§ THE DATA:
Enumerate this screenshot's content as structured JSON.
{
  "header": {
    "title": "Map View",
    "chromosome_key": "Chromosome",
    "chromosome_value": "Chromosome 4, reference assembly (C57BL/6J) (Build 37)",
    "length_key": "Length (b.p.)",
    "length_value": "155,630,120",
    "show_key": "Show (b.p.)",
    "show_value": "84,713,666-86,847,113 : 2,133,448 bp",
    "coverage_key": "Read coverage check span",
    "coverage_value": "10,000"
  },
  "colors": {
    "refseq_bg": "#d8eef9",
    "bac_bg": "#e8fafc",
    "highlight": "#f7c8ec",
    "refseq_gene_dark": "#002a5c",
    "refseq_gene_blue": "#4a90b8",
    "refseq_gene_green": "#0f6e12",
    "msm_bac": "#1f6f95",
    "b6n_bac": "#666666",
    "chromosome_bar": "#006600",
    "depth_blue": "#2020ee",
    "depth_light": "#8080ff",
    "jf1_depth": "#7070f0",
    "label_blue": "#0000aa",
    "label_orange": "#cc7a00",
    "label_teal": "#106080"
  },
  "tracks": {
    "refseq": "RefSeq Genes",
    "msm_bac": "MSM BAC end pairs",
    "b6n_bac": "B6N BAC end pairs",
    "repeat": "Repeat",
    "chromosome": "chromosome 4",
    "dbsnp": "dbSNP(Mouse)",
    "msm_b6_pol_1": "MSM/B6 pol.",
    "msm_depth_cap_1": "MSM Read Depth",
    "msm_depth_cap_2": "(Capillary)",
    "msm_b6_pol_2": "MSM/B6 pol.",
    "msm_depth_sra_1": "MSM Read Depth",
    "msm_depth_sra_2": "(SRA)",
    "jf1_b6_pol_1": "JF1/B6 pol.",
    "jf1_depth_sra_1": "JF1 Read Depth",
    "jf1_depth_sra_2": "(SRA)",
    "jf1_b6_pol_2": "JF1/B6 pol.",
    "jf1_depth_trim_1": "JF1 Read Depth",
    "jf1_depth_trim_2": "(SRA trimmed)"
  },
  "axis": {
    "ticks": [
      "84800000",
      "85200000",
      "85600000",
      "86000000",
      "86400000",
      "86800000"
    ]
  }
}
* * *
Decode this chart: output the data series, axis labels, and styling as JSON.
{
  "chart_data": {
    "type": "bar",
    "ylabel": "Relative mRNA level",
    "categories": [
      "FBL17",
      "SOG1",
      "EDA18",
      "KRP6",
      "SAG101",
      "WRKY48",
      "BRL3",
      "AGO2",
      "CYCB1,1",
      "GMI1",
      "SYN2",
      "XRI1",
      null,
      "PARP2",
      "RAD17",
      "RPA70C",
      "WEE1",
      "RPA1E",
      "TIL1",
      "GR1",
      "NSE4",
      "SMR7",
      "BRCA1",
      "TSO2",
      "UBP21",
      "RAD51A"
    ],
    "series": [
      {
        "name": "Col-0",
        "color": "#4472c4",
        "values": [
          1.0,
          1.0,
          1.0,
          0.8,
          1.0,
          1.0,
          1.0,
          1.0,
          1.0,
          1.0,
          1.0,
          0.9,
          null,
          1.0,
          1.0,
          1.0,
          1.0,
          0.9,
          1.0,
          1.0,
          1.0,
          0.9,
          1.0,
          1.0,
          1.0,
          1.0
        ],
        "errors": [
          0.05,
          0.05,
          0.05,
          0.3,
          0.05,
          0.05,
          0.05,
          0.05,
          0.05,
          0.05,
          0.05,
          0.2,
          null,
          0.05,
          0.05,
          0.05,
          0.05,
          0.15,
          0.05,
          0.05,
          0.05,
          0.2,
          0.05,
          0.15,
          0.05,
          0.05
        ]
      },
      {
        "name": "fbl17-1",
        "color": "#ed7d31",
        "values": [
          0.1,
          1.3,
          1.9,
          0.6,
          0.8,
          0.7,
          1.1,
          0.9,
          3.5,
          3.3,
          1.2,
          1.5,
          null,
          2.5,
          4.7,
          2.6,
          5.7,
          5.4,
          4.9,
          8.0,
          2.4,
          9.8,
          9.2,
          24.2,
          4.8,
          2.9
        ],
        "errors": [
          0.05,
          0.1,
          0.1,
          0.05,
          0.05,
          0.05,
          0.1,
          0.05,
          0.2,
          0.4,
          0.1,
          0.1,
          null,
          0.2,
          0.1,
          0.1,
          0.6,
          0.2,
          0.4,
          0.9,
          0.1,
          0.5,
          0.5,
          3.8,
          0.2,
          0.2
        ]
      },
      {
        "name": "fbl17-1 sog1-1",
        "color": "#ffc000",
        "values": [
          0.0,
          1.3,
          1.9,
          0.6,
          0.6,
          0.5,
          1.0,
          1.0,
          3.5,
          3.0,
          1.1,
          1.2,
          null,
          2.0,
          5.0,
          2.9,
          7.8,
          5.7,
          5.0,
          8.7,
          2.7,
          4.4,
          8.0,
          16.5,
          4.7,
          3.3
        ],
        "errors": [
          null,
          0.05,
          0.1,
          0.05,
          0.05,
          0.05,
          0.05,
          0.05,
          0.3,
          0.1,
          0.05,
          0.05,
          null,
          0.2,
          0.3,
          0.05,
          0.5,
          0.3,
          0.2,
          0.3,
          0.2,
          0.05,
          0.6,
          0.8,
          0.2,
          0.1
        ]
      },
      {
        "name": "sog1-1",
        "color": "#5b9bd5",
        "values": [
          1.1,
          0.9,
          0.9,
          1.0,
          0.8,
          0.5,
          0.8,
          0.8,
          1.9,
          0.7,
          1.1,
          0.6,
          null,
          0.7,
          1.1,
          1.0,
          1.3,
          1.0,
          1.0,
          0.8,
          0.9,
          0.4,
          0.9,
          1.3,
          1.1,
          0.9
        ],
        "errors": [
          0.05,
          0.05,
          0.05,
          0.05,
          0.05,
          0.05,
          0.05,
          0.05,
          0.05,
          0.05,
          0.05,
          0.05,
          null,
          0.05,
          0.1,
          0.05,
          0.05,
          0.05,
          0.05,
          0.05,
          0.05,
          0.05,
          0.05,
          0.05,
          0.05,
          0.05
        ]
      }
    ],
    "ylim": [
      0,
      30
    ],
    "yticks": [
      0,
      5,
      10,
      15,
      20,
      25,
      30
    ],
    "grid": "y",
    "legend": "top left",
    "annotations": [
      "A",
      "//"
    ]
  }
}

§ WORK TASK: Filter by the word "series": copy every line of the data that holds it.

§ SOLUTION TO THIS EXERCISE:
Decode this chart: output the data series, axis labels, and styling as JSON.
    "series": [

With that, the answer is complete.